■ **Data to use**:
┄┄┄┄┄┄┄┄┄┄┄┄┄┄┄┄┄┄┄┄
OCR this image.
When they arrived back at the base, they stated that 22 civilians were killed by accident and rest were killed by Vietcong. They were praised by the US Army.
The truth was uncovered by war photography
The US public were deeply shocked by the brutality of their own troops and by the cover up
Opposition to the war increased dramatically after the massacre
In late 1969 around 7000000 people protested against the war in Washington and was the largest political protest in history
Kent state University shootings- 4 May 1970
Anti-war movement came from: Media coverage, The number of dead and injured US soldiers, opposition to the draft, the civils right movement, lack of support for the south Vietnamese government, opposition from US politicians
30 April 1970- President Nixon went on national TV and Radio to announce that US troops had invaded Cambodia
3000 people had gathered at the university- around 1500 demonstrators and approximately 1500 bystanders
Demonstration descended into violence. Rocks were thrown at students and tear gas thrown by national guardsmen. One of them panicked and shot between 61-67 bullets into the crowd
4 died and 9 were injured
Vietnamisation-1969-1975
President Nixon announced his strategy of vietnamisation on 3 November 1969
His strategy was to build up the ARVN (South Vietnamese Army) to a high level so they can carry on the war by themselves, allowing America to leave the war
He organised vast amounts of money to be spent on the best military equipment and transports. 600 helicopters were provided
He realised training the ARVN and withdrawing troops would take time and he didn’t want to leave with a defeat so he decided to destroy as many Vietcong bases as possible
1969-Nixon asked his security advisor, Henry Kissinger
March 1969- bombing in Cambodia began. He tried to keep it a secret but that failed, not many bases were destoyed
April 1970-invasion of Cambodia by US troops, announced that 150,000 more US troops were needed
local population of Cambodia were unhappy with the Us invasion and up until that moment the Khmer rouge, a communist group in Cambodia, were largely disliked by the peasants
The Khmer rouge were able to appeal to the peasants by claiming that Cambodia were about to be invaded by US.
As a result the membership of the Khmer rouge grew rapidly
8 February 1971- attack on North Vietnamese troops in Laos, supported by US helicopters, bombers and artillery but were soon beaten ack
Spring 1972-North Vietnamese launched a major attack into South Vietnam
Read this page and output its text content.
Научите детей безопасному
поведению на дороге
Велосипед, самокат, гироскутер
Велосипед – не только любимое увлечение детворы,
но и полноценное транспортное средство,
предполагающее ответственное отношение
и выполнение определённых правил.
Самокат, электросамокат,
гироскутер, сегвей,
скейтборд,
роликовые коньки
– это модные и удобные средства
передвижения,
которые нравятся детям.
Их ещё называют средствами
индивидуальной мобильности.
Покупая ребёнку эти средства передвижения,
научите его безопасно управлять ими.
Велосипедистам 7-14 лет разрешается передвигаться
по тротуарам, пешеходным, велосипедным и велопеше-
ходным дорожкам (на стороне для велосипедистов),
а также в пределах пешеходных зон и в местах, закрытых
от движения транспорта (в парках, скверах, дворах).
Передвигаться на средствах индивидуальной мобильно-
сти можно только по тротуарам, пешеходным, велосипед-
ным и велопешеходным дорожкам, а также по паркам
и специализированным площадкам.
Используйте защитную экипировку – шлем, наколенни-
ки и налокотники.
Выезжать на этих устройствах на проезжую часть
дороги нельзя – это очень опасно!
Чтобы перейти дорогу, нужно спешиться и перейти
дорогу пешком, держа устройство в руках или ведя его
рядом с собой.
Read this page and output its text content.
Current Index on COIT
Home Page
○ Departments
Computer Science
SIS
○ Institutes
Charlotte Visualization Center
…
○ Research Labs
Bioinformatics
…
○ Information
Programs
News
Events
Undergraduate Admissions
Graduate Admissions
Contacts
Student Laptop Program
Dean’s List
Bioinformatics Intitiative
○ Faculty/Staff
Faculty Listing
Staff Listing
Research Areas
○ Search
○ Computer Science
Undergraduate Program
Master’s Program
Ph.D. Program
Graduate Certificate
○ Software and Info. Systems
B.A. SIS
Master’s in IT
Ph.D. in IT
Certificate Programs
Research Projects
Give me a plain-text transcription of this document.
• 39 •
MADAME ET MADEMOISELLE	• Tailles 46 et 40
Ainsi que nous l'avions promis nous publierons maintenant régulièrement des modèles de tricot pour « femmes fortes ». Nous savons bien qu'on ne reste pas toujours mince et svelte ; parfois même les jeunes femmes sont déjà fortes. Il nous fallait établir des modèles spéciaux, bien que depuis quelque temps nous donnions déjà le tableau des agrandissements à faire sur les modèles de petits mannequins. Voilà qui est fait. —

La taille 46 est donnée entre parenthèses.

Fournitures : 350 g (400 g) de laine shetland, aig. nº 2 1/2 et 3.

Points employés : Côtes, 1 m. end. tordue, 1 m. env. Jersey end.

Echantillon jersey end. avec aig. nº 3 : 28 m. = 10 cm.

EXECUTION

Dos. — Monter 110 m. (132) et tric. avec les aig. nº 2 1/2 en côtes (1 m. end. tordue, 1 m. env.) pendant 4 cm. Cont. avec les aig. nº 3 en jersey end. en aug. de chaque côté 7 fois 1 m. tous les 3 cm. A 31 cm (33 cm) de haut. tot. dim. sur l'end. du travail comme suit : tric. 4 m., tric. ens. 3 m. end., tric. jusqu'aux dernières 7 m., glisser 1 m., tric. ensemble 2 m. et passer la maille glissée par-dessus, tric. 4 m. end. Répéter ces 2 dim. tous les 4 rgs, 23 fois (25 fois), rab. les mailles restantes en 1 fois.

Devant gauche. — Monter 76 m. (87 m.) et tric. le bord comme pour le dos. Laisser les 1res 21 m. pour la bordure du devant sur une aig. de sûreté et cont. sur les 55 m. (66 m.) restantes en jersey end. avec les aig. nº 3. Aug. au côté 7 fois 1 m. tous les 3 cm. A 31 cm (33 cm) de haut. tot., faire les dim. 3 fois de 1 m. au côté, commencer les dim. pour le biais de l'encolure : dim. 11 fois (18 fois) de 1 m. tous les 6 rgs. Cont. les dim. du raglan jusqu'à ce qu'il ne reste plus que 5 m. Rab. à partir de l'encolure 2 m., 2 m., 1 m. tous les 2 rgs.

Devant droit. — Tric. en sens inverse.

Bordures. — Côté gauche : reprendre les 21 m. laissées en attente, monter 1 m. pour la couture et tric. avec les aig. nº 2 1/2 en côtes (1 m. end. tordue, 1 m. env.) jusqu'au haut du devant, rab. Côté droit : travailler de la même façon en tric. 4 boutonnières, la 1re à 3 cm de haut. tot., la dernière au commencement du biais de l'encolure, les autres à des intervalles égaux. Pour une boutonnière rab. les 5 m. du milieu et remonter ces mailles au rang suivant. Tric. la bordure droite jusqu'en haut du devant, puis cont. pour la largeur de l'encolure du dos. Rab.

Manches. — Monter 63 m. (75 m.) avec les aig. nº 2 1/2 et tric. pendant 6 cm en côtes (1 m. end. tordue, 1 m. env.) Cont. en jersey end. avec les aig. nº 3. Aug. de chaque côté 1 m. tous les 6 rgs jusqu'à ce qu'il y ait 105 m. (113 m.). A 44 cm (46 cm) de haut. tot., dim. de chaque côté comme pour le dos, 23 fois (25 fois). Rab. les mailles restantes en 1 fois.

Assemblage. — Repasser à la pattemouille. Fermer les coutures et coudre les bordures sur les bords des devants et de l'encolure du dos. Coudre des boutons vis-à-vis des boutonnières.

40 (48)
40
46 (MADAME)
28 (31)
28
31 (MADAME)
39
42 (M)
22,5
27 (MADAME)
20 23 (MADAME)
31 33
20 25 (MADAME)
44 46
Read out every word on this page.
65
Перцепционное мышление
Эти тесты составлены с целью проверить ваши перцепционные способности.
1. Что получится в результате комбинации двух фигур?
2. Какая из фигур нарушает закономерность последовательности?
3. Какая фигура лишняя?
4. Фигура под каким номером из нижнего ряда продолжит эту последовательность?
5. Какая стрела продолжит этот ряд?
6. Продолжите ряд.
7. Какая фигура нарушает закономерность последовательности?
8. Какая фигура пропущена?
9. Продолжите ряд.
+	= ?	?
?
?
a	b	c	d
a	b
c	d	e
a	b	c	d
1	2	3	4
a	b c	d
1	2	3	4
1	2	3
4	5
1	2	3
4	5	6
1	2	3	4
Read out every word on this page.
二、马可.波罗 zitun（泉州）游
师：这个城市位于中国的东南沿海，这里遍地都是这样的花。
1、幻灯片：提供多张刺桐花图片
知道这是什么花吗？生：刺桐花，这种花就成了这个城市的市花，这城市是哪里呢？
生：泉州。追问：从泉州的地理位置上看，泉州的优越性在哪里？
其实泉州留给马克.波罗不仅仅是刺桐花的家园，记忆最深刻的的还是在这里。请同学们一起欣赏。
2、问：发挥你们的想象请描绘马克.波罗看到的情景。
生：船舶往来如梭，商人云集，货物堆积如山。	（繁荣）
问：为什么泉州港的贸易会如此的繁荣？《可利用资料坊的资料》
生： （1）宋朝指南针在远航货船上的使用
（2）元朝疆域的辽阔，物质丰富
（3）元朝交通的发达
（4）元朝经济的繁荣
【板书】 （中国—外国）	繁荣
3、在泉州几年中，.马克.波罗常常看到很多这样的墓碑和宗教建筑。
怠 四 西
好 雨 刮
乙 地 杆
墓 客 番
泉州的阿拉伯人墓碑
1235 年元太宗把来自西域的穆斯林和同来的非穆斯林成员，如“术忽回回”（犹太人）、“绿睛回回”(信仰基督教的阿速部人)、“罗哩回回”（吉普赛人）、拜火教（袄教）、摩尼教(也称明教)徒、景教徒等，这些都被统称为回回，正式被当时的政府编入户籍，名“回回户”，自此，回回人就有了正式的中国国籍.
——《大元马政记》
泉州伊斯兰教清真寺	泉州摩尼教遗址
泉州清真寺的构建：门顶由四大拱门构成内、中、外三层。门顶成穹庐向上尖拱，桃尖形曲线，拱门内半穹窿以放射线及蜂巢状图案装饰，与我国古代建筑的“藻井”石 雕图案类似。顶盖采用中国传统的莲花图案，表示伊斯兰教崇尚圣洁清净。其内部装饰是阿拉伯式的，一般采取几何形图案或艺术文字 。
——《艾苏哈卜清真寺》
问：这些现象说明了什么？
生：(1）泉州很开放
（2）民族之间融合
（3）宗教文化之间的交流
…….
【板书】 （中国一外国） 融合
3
┄┄┄┄┄┄┄┄┄┄┄┄┄┄┄┄┄┄┄┄
■ **Exercise goal**: Copy out every line of the data that includes "pour".

■ **Response to this task**:
Ainsi que nous l'avions promis nous publierons maintenant régulièrement des modèles de tricot pour « femmes fortes ». Nous savons bien qu'on ne reste pas toujours mince et svelte ; parfois même les jeunes femmes sont déjà fortes. Il nous fallait établir des modèles spéciaux, bien que depuis quelque temps nous donnions déjà le tableau des agrandissements à faire sur les modèles de petits mannequins. Voilà qui est fait. —
Devant gauche. — Monter 76 m. (87 m.) et tric. le bord comme pour le dos. Laisser les 1res 21 m. pour la bordure du devant sur une aig. de sûreté et cont. sur les 55 m. (66 m.) restantes en jersey end. avec les aig. nº 3. Aug. au côté 7 fois 1 m. tous les 3 cm. A 31 cm (33 cm) de haut. tot., faire les dim. 3 fois de 1 m. au côté, commencer les dim. pour le biais de l'encolure : dim. 11 fois (18 fois) de 1 m. tous les 6 rgs. Cont. les dim. du raglan jusqu'à ce qu'il ne reste plus que 5 m. Rab. à partir de l'encolure 2 m., 2 m., 1 m. tous les 2 rgs.
Bordures. — Côté gauche : reprendre les 21 m. laissées en attente, monter 1 m. pour la couture et tric. avec les aig. nº 2 1/2 en côtes (1 m. end. tordue, 1 m. env.) jusqu'au haut du devant, rab. Côté droit : travailler de la même façon en tric. 4 boutonnières, la 1re à 3 cm de haut. tot., la dernière au commencement du biais de l'encolure, les autres à des intervalles égaux. Pour une boutonnière rab. les 5 m. du milieu et remonter ces mailles au rang suivant. Tric. la bordure droite jusqu'en haut du devant, puis cont. pour la largeur de l'encolure du dos. Rab.
Manches. — Monter 63 m. (75 m.) avec les aig. nº 2 1/2 et tric. pendant 6 cm en côtes (1 m. end. tordue, 1 m. env.) Cont. en jersey end. avec les aig. nº 3. Aug. de chaque côté 1 m. tous les 6 rgs jusqu'à ce qu'il y ait 105 m. (113 m.). A 44 cm (46 cm) de haut. tot., dim. de chaque côté comme pour le dos, 23 fois (25 fois). Rab. les mailles restantes en 1 fois.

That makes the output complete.